PROBLEM STATEMENT: Show each line of the data below that has the string "this" in it.

Records:
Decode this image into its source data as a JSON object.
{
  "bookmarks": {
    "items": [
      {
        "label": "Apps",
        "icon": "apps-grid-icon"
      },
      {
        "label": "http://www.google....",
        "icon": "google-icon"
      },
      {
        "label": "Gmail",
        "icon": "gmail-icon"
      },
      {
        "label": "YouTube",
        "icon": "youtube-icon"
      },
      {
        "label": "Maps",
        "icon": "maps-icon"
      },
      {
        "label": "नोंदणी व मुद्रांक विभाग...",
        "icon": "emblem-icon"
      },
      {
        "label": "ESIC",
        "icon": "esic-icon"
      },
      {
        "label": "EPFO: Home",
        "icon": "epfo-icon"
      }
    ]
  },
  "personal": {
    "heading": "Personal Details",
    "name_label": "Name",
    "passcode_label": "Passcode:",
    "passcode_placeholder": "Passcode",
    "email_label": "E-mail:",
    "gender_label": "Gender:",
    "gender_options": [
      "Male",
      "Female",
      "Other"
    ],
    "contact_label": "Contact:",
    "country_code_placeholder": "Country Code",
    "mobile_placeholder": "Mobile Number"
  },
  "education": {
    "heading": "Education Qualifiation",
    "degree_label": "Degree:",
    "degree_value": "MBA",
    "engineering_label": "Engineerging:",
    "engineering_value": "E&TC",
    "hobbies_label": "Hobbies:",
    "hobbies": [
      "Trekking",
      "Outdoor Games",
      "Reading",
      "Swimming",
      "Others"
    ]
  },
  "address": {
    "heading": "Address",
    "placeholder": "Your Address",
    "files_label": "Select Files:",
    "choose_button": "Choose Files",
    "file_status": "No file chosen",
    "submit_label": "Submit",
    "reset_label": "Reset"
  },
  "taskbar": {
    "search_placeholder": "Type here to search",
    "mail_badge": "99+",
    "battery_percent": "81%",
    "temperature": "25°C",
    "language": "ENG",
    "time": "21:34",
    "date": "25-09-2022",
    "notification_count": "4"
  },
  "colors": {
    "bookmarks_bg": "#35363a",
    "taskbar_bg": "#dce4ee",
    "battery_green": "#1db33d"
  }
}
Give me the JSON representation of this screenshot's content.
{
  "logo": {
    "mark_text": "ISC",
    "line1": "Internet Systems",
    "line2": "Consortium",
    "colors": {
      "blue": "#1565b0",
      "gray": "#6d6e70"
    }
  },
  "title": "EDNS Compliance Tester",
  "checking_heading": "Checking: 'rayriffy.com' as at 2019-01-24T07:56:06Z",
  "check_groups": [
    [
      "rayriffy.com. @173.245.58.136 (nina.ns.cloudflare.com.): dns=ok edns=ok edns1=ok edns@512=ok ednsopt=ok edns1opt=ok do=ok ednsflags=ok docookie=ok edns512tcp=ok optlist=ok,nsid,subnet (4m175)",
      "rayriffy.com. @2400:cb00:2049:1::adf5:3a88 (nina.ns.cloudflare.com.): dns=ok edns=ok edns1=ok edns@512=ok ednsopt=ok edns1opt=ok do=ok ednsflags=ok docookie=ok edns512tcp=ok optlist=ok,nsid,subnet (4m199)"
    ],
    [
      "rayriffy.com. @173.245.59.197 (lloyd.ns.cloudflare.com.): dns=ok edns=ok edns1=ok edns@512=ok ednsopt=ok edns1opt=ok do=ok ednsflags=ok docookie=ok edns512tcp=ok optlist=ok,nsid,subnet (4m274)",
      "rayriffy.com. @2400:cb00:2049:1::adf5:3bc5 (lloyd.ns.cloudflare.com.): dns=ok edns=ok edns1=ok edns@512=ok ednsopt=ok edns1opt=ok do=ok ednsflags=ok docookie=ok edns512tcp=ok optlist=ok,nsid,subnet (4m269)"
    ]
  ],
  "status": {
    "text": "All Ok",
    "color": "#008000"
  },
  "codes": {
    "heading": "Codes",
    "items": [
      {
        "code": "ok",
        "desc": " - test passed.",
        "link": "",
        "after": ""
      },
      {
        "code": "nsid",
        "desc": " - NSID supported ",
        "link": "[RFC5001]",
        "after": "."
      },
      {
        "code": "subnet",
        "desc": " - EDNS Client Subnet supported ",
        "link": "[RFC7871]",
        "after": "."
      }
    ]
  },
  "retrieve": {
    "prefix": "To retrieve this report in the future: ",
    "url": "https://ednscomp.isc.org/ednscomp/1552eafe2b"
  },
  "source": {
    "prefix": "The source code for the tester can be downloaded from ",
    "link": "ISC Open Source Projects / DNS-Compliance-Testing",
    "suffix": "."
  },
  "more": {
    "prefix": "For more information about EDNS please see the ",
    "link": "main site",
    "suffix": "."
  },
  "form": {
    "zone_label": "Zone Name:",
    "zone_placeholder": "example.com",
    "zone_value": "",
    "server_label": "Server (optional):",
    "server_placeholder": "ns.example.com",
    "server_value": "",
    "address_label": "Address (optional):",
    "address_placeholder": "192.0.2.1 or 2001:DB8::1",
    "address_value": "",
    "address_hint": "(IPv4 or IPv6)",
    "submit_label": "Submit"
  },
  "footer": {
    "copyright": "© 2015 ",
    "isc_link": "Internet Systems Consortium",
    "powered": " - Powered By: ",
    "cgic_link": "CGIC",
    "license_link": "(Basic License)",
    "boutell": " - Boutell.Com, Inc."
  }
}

OUTPUT OF THE TASK:
Decode this image into its source data as a JSON object.
Give me the JSON representation of this screenshot's content.
    "prefix": "To retrieve this report in the future: ",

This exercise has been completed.